■ **Your goal**:
The records below are made of lines; count those holding the word "Правительства" and give the number only.

** Start **

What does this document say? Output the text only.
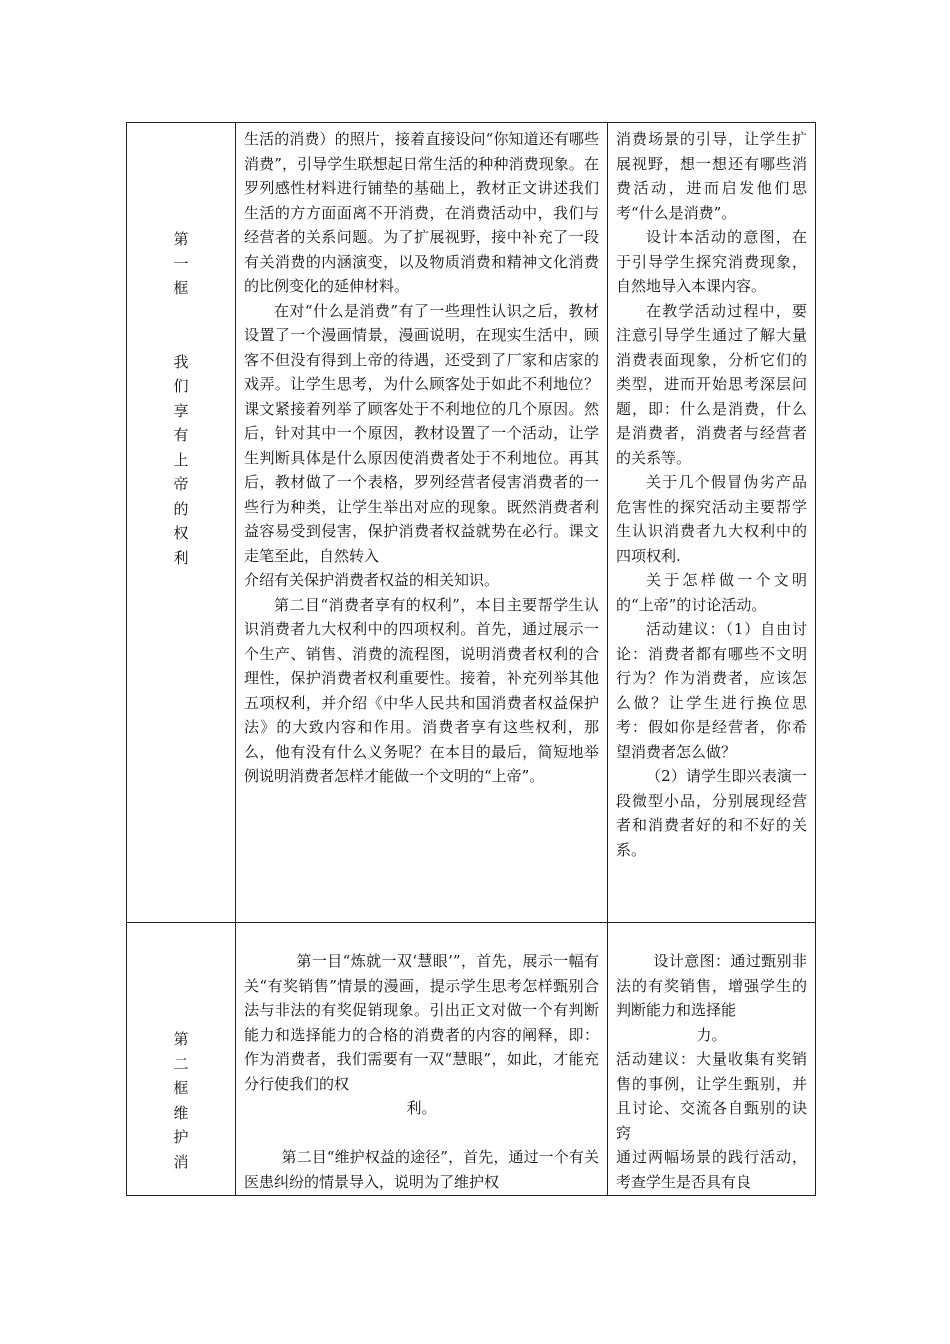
第

一

框

我

们

享

有

上

帝

的

权

利

生活的消费）的照片，接着直接设问“你知道还有哪些消费”，引导学生联想起日常生活的种种消费现象。在罗列感性材料进行铺垫的基础上，教材正文讲述我们生活的方方面面离不开消费，在消费活动中，我们与经营者的关系问题。为了扩展视野，接中补充了一段有关消费的内涵演变，以及物质消费和精神文化消费的比例变化的延伸材料。

在对“什么是消费”有了一些理性认识之后，教材设置了一个漫画情景，漫画说明，在现实生活中，顾客不但没有得到上帝的待遇，还受到了厂家和店家的戏弄。让学生思考，为什么顾客处于如此不利地位？课文紧接着列举了顾客处于不利地位的几个原因。然后，针对其中一个原因，教材设置了一个活动，让学生判断具体是什么原因使消费者处于不利地位。再其后，教材做了一个表格，罗列经营者侵害消费者的一些行为种类，让学生举出对应的现象。既然消费者利益容易受到侵害，保护消费者权益就势在必行。课文走笔至此，自然转入

介绍有关保护消费者权益的相关知识。

第二目“消费者享有的权利”，本目主要帮学生认识消费者九大权利中的四项权利。首先，通过展示一个生产、销售、消费的流程图，说明消费者权利的合理性，保护消费者权利重要性。接着，补充列举其他五项权利，并介绍《中华人民共和国消费者权益保护法》的大致内容和作用。消费者享有这些权利，那么，他有没有什么义务呢？在本目的最后，简短地举例说明消费者怎样才能做一个文明的“上帝”。

消费场景的引导，让学生扩展视野，想一想还有哪些消费活动，进而启发他们思考“什么是消费”。

设计本活动的意图，在于引导学生探究消费现象，自然地导入本课内容。

在教学活动过程中，要注意引导学生通过了解大量消费表面现象，分析它们的类型，进而开始思考深层问题，即：什么是消费，什么是消费者，消费者与经营者的关系等。

关于几个假冒伪劣产品危害性的探究活动主要帮学生认识消费者九大权利中的四项权利.

关于怎样做一个文明的“上帝”的讨论活动。

活动建议：（1）自由讨论：消费者都有哪些不文明行为？作为消费者，应该怎么做？让学生进行换位思考：假如你是经营者，你希望消费者怎么做？

（2）请学生即兴表演一段微型小品，分别展现经营者和消费者好的和不好的关系。

第

二

框

维

护

消

第一目“炼就一双‘慧眼’”，首先，展示一幅有关“有奖销售”情景的漫画，提示学生思考怎样甄别合法与非法的有奖促销现象。引出正文对做一个有判断能力和选择能力的合格的消费者的内容的阐释，即：作为消费者，我们需要有一双“慧眼”，如此，才能充分行使我们的权

利。

第二目“维护权益的途径”，首先，通过一个有关医患纠纷的情景导入，说明为了维护权

设计意图：通过甄别非法的有奖销售，增强学生的判断能力和选择能

力。

活动建议：大量收集有奖销售的事例，让学生甄别，并且讨论、交流各自甄别的诀窍

通过两幅场景的践行活动，考查学生是否具有良
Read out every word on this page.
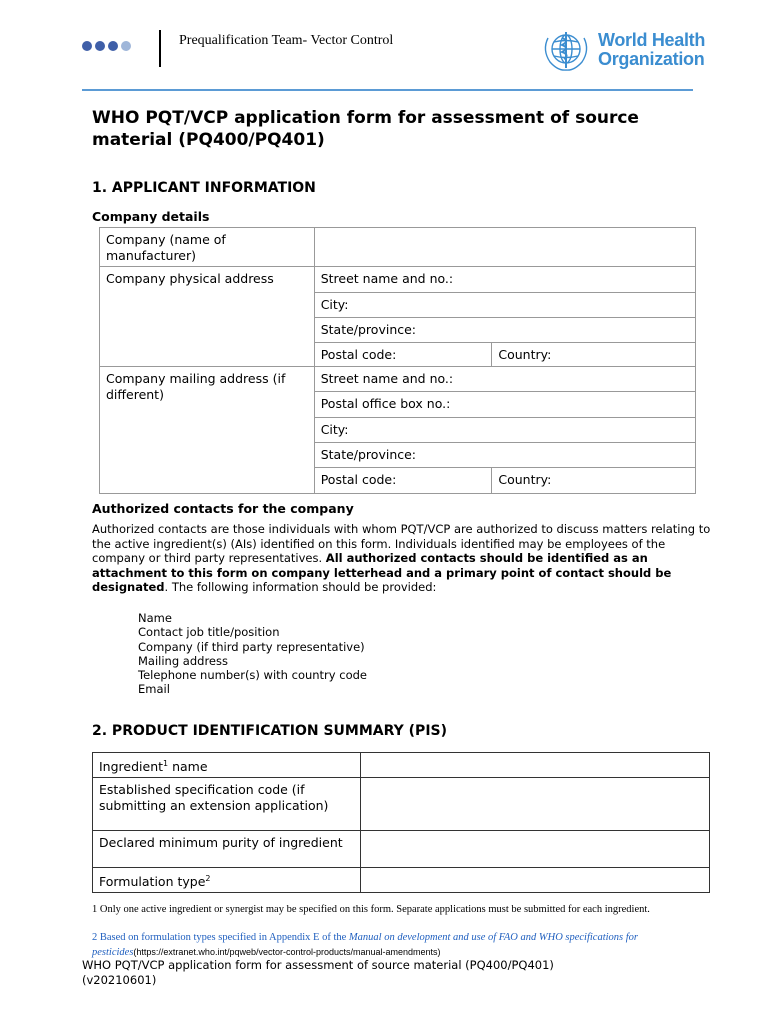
Prequalification Team- Vector Control	World Health
Organization
WHO PQT/VCP application form for assessment of source material (PQ400/PQ401)
1. APPLICANT INFORMATION
Company details
Company (name of manufacturer)		
Company physical address	Street name and no.:	
	City:	
	State/province:	
	Postal code:	Country:
Company mailing address (if different)	Street name and no.:	
	Postal office box no.:	
	City:	
	State/province:	
	Postal code:	Country:
Authorized contacts for the company
Authorized contacts are those individuals with whom PQT/VCP are authorized to discuss matters relating to the active ingredient(s) (AIs) identified on this form. Individuals identified may be employees of the company or third party representatives. All authorized contacts should be identified as an attachment to this form on company letterhead and a primary point of contact should be designated. The following information should be provided:
Name
Contact job title/position
Company (if third party representative)
Mailing address
Telephone number(s) with country code
Email
2. PRODUCT IDENTIFICATION SUMMARY (PIS)
Ingredient$^1$ name	
Established specification code (if submitting an extension application)	
Declared minimum purity of ingredient	
Formulation type$^2$	
1 Only one active ingredient or synergist may be specified on this form. Separate applications must be submitted for each ingredient.
2 Based on formulation types specified in Appendix E of the Manual on development and use of FAO and WHO specifications for pesticides(https://extranet.who.int/pqweb/vector-control-products/manual-amendments)
WHO PQT/VCP application form for assessment of source material (PQ400/PQ401)
(v20210601)
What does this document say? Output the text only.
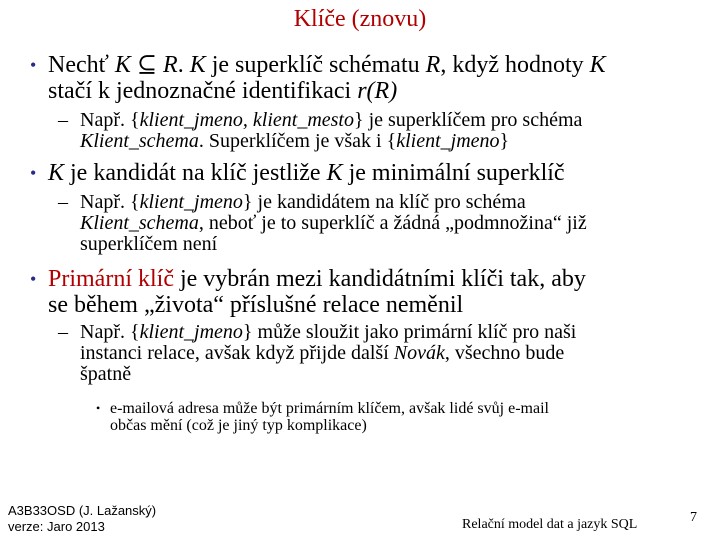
Klíče (znovu)
• Nechť K ⊆ R. K je superklíč schématu R, když hodnoty K
stačí k jednoznačné identifikaci r(R)
– Např. {klient_jmeno, klient_mesto} je superklíčem pro schéma
Klient_schema. Superklíčem je však i {klient_jmeno}
• K je kandidát na klíč jestliže K je minimální superklíč
– Např. {klient_jmeno} je kandidátem na klíč pro schéma
Klient_schema, neboť je to superklíč a žádná „podmnožina“ již
superklíčem není
• Primární klíč je vybrán mezi kandidátními klíči tak, aby
se během „života“ příslušné relace neměnil
– Např. {klient_jmeno} může sloužit jako primární klíč pro naši
instanci relace, avšak když přijde další Novák, všechno bude
špatně
• e-mailová adresa může být primárním klíčem, avšak lidé svůj e-mail
občas mění (což je jiný typ komplikace)
A3B33OSD (J. Lažanský)
verze: Jaro 2013	Relační model dat a jazyk SQL	7
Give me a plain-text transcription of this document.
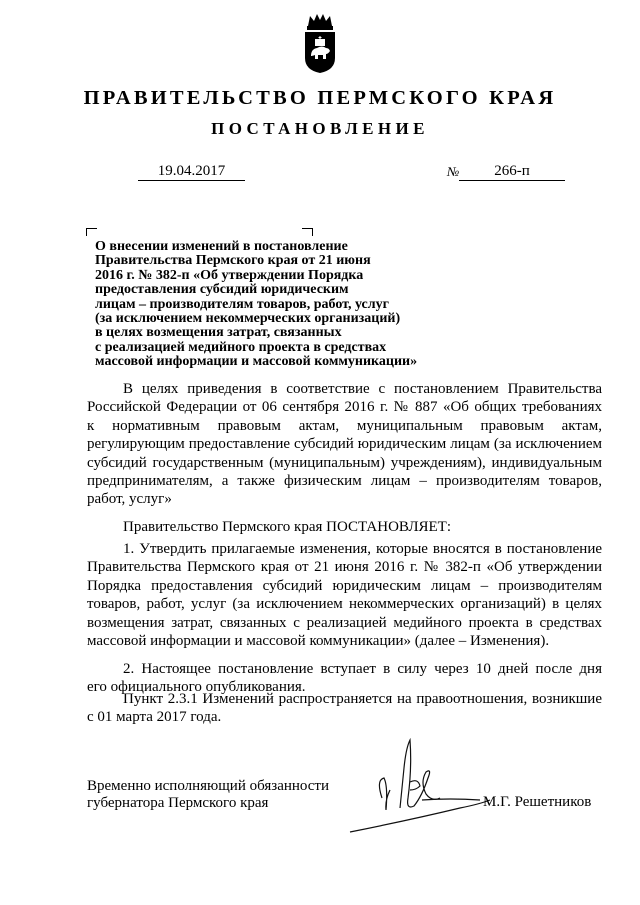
ПРАВИТЕЛЬСТВО ПЕРМСКОГО КРАЯ
ПОСТАНОВЛЕНИЕ
19.04.2017	№	266-п
О внесении изменений в постановление
Правительства Пермского края от 21 июня
2016 г. № 382-п «Об утверждении Порядка
предоставления субсидий юридическим
лицам – производителям товаров, работ, услуг
(за исключением некоммерческих организаций)
в целях возмещения затрат, связанных
с реализацией медийного проекта в средствах
массовой информации и массовой коммуникации»
В целях приведения в соответствие с постановлением Правительства
Российской Федерации от 06 сентября 2016 г. № 887 «Об общих требованиях
к нормативным правовым актам, муниципальным правовым актам,
регулирующим предоставление субсидий юридическим лицам (за исключением
субсидий государственным (муниципальным) учреждениям), индивидуальным
предпринимателям, а также физическим лицам – производителям товаров,
работ, услуг»
Правительство Пермского края ПОСТАНОВЛЯЕТ:
1. Утвердить прилагаемые изменения, которые вносятся в постановление
Правительства Пермского края от 21 июня 2016 г. № 382-п «Об утверждении
Порядка предоставления субсидий юридическим лицам – производителям
товаров, работ, услуг (за исключением некоммерческих организаций) в целях
возмещения затрат, связанных с реализацией медийного проекта в средствах
массовой информации и массовой коммуникации» (далее – Изменения).
2. Настоящее постановление вступает в силу через 10 дней после дня
его официального опубликования.
Пункт 2.3.1 Изменений распространяется на правоотношения, возникшие
с 01 марта 2017 года.
Временно исполняющий обязанности
губернатора Пермского края	М.Г. Решетников
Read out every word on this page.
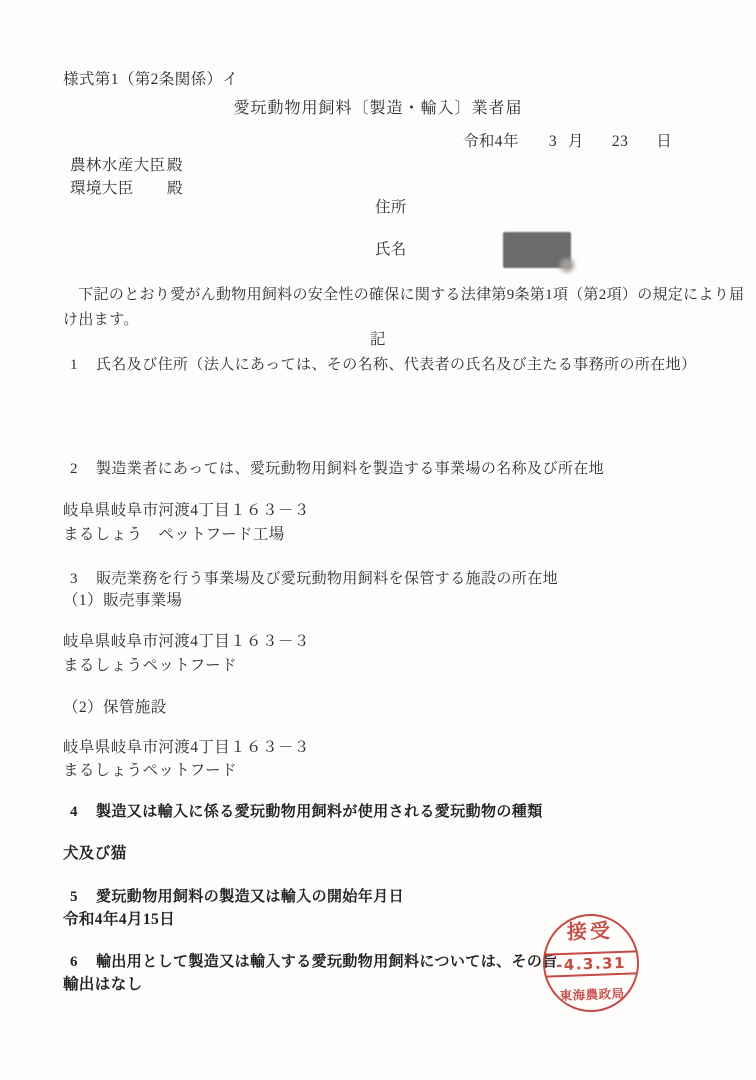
様式第1（第2条関係）イ
愛玩動物用飼料〔製造・輸入〕業者届
令和4年 3 月 23 日
農林水産大臣 殿
環境大臣 殿
住所
氏名
　下記のとおり愛がん動物用飼料の安全性の確保に関する法律第9条第1項（第2項）の規定により届
け出ます。
記
1 氏名及び住所（法人にあっては、その名称、代表者の氏名及び主たる事務所の所在地）
2 製造業者にあっては、愛玩動物用飼料を製造する事業場の名称及び所在地
岐阜県岐阜市河渡4丁目１６３－３
まるしょう　ペットフード工場
3 販売業務を行う事業場及び愛玩動物用飼料を保管する施設の所在地
（1）販売事業場
岐阜県岐阜市河渡4丁目１６３－３
まるしょうペットフード
（2）保管施設
岐阜県岐阜市河渡4丁目１６３－３
まるしょうペットフード
4 製造又は輸入に係る愛玩動物用飼料が使用される愛玩動物の種類
犬及び猫
5 愛玩動物用飼料の製造又は輸入の開始年月日
令和4年4月15日
6 輸出用として製造又は輸入する愛玩動物用飼料については、その旨
輸出はなし
接受
-4.3.31
東海農政局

** End **

■ **Output of the task**:
3